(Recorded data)
* Begin *

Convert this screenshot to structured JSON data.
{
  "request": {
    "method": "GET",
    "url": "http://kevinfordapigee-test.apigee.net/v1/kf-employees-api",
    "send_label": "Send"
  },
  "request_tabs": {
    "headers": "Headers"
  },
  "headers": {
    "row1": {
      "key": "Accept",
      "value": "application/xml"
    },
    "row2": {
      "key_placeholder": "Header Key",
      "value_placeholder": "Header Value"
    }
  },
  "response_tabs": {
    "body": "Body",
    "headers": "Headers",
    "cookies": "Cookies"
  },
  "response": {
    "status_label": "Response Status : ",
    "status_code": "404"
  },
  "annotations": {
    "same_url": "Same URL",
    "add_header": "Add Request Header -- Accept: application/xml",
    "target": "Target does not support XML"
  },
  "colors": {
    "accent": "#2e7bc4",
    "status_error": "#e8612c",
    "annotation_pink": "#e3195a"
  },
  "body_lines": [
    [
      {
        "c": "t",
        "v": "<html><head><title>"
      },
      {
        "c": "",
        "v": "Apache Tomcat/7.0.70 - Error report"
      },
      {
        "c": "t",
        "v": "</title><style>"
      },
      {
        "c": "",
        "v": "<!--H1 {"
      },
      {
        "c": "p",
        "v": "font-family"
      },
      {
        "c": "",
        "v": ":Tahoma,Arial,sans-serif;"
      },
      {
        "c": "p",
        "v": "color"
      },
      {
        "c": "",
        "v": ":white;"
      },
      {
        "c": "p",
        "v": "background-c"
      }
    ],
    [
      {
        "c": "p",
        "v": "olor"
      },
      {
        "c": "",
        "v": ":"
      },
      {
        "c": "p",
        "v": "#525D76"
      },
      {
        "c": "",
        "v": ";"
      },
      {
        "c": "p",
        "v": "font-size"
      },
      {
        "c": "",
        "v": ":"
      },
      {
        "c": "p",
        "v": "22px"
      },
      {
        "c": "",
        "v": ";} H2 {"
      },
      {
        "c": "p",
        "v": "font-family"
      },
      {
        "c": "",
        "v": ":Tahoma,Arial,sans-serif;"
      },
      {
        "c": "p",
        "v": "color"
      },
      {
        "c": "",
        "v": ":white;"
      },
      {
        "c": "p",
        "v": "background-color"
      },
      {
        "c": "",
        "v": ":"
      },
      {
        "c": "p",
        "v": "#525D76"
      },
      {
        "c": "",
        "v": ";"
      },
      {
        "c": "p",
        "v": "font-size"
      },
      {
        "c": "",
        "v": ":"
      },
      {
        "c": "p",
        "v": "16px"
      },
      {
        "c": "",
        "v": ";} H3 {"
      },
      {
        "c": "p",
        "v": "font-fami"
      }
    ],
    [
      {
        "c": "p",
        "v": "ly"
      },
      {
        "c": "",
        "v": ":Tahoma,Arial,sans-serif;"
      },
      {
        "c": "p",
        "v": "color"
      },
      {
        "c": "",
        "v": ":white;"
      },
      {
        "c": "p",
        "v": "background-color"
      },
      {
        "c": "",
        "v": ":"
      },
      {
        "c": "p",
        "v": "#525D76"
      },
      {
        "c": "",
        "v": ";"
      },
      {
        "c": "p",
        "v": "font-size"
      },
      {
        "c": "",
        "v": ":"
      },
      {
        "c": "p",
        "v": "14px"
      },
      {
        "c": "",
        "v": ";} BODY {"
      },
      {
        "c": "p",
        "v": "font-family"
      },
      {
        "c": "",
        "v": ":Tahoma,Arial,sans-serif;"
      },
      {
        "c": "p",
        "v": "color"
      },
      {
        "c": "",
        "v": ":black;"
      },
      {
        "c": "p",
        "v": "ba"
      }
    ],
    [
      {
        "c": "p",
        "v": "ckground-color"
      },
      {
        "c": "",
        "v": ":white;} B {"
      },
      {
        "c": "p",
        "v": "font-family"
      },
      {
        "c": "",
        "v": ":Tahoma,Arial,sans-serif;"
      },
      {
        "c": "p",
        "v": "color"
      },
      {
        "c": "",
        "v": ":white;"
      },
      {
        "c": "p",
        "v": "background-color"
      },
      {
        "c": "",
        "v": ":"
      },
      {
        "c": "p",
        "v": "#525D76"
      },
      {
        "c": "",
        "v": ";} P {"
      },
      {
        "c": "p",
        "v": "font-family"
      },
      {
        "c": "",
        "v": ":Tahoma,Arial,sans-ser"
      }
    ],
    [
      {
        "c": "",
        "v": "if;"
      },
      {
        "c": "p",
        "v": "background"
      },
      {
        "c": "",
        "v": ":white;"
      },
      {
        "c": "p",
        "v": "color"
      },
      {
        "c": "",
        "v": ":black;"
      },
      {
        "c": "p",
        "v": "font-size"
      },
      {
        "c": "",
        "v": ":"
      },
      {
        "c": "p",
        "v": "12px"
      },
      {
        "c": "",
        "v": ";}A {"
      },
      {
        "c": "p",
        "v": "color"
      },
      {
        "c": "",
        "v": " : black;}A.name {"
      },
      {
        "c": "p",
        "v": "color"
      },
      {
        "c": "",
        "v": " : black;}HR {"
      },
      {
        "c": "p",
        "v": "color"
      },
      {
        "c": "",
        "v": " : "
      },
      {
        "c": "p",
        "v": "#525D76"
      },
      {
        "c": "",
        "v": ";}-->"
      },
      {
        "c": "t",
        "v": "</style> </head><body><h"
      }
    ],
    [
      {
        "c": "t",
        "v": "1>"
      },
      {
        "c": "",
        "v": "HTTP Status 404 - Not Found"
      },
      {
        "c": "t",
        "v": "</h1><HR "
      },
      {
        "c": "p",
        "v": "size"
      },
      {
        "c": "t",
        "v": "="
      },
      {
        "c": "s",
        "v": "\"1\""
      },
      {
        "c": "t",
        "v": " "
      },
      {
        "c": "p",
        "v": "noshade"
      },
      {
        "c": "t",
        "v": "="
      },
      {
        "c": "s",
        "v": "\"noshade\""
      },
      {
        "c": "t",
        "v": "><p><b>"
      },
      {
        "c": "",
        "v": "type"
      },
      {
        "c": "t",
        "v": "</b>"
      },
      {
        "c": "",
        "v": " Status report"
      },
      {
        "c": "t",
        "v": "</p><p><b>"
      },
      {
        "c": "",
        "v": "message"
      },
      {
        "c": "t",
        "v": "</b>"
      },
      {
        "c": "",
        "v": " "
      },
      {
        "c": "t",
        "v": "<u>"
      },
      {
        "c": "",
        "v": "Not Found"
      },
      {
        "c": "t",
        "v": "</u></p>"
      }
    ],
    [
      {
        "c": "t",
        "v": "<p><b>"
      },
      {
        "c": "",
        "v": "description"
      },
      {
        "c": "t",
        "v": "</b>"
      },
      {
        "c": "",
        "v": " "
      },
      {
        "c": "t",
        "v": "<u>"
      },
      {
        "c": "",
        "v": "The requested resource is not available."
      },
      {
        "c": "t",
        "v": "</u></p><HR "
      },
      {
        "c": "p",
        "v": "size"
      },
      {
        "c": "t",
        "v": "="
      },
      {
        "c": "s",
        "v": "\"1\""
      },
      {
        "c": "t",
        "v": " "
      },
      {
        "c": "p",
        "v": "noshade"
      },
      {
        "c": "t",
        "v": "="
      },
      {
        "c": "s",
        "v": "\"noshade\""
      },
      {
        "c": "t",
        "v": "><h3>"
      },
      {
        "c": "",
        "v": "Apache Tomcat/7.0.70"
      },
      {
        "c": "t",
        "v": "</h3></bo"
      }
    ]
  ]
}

* End *

YOUR TASK
Every line of the data above should be reproduced word for word.

REPLY
Convert this screenshot to structured JSON data.
{
  "request": {
    "method": "GET",
    "url": "http://kevinfordapigee-test.apigee.net/v1/kf-employees-api",
    "send_label": "Send"
  },
  "request_tabs": {
    "headers": "Headers"
  },
  "headers": {
    "row1": {
      "key": "Accept",
      "value": "application/xml"
    },
    "row2": {
      "key_placeholder": "Header Key",
      "value_placeholder": "Header Value"
    }
  },
  "response_tabs": {
    "body": "Body",
    "headers": "Headers",
    "cookies": "Cookies"
  },
  "response": {
    "status_label": "Response Status : ",
    "status_code": "404"
  },
  "annotations": {
    "same_url": "Same URL",
    "add_header": "Add Request Header -- Accept: application/xml",
    "target": "Target does not support XML"
  },
  "colors": {
    "accent": "#2e7bc4",
    "status_error": "#e8612c",
    "annotation_pink": "#e3195a"
  },
  "body_lines": [
    [
      {
        "c": "t",
        "v": "<html><head><title>"
      },
      {
        "c": "",
        "v": "Apache Tomcat/7.0.70 - Error report"
      },
      {
        "c": "t",
        "v": "</title><style>"
      },
      {
        "c": "",
        "v": "<!--H1 {"
      },
      {
        "c": "p",
        "v": "font-family"
      },
      {
        "c": "",
        "v": ":Tahoma,Arial,sans-serif;"
      },
      {
        "c": "p",
        "v": "color"
      },
      {
        "c": "",
        "v": ":white;"
      },
      {
        "c": "p",
        "v": "background-c"
      }
    ],
    [
      {
        "c": "p",
        "v": "olor"
      },
      {
        "c": "",
        "v": ":"
      },
      {
        "c": "p",
        "v": "#525D76"
      },
      {
        "c": "",
        "v": ";"
      },
      {
        "c": "p",
        "v": "font-size"
      },
      {
        "c": "",
        "v": ":"
      },
      {
        "c": "p",
        "v": "22px"
      },
      {
        "c": "",
        "v": ";} H2 {"
      },
      {
        "c": "p",
        "v": "font-family"
      },
      {
        "c": "",
        "v": ":Tahoma,Arial,sans-serif;"
      },
      {
        "c": "p",
        "v": "color"
      },
      {
        "c": "",
        "v": ":white;"
      },
      {
        "c": "p",
        "v": "background-color"
      },
      {
        "c": "",
        "v": ":"
      },
      {
        "c": "p",
        "v": "#525D76"
      },
      {
        "c": "",
        "v": ";"
      },
      {
        "c": "p",
        "v": "font-size"
      },
      {
        "c": "",
        "v": ":"
      },
      {
        "c": "p",
        "v": "16px"
      },
      {
        "c": "",
        "v": ";} H3 {"
      },
      {
        "c": "p",
        "v": "font-fami"
      }
    ],
    [
      {
        "c": "p",
        "v": "ly"
      },
      {
        "c": "",
        "v": ":Tahoma,Arial,sans-serif;"
      },
      {
        "c": "p",
        "v": "color"
      },
      {
        "c": "",
        "v": ":white;"
      },
      {
        "c": "p",
        "v": "background-color"
      },
      {
        "c": "",
        "v": ":"
      },
      {
        "c": "p",
        "v": "#525D76"
      },
      {
        "c": "",
        "v": ";"
      },
      {
        "c": "p",
        "v": "font-size"
      },
      {
        "c": "",
        "v": ":"
      },
      {
        "c": "p",
        "v": "14px"
      },
      {
        "c": "",
        "v": ";} BODY {"
      },
      {
        "c": "p",
        "v": "font-family"
      },
      {
        "c": "",
        "v": ":Tahoma,Arial,sans-serif;"
      },
      {
        "c": "p",
        "v": "color"
      },
      {
        "c": "",
        "v": ":black;"
      },
      {
        "c": "p",
        "v": "ba"
      }
    ],
    [
      {
        "c": "p",
        "v": "ckground-color"
      },
      {
        "c": "",
        "v": ":white;} B {"
      },
      {
        "c": "p",
        "v": "font-family"
      },
      {
        "c": "",
        "v": ":Tahoma,Arial,sans-serif;"
      },
      {
        "c": "p",
        "v": "color"
      },
      {
        "c": "",
        "v": ":white;"
      },
      {
        "c": "p",
        "v": "background-color"
      },
      {
        "c": "",
        "v": ":"
      },
      {
        "c": "p",
        "v": "#525D76"
      },
      {
        "c": "",
        "v": ";} P {"
      },
      {
        "c": "p",
        "v": "font-family"
      },
      {
        "c": "",
        "v": ":Tahoma,Arial,sans-ser"
      }
    ],
    [
      {
        "c": "",
        "v": "if;"
      },
      {
        "c": "p",
        "v": "background"
      },
      {
        "c": "",
        "v": ":white;"
      },
      {
        "c": "p",
        "v": "color"
      },
      {
        "c": "",
        "v": ":black;"
      },
      {
        "c": "p",
        "v": "font-size"
      },
      {
        "c": "",
        "v": ":"
      },
      {
        "c": "p",
        "v": "12px"
      },
      {
        "c": "",
        "v": ";}A {"
      },
      {
        "c": "p",
        "v": "color"
      },
      {
        "c": "",
        "v": " : black;}A.name {"
      },
      {
        "c": "p",
        "v": "color"
      },
      {
        "c": "",
        "v": " : black;}HR {"
      },
      {
        "c": "p",
        "v": "color"
      },
      {
        "c": "",
        "v": " : "
      },
      {
        "c": "p",
        "v": "#525D76"
      },
      {
        "c": "",
        "v": ";}-->"
      },
      {
        "c": "t",
        "v": "</style> </head><body><h"
      }
    ],
    [
      {
        "c": "t",
        "v": "1>"
      },
      {
        "c": "",
        "v": "HTTP Status 404 - Not Found"
      },
      {
        "c": "t",
        "v": "</h1><HR "
      },
      {
        "c": "p",
        "v": "size"
      },
      {
        "c": "t",
        "v": "="
      },
      {
        "c": "s",
        "v": "\"1\""
      },
      {
        "c": "t",
        "v": " "
      },
      {
        "c": "p",
        "v": "noshade"
      },
      {
        "c": "t",
        "v": "="
      },
      {
        "c": "s",
        "v": "\"noshade\""
      },
      {
        "c": "t",
        "v": "><p><b>"
      },
      {
        "c": "",
        "v": "type"
      },
      {
        "c": "t",
        "v": "</b>"
      },
      {
        "c": "",
        "v": " Status report"
      },
      {
        "c": "t",
        "v": "</p><p><b>"
      },
      {
        "c": "",
        "v": "message"
      },
      {
        "c": "t",
        "v": "</b>"
      },
      {
        "c": "",
        "v": " "
      },
      {
        "c": "t",
        "v": "<u>"
      },
      {
        "c": "",
        "v": "Not Found"
      },
      {
        "c": "t",
        "v": "</u></p>"
      }
    ],
    [
      {
        "c": "t",
        "v": "<p><b>"
      },
      {
        "c": "",
        "v": "description"
      },
      {
        "c": "t",
        "v": "</b>"
      },
      {
        "c": "",
        "v": " "
      },
      {
        "c": "t",
        "v": "<u>"
      },
      {
        "c": "",
        "v": "The requested resource is not available."
      },
      {
        "c": "t",
        "v": "</u></p><HR "
      },
      {
        "c": "p",
        "v": "size"
      },
      {
        "c": "t",
        "v": "="
      },
      {
        "c": "s",
        "v": "\"1\""
      },
      {
        "c": "t",
        "v": " "
      },
      {
        "c": "p",
        "v": "noshade"
      },
      {
        "c": "t",
        "v": "="
      },
      {
        "c": "s",
        "v": "\"noshade\""
      },
      {
        "c": "t",
        "v": "><h3>"
      },
      {
        "c": "",
        "v": "Apache Tomcat/7.0.70"
      },
      {
        "c": "t",
        "v": "</h3></bo"
      }
    ]
  ]
}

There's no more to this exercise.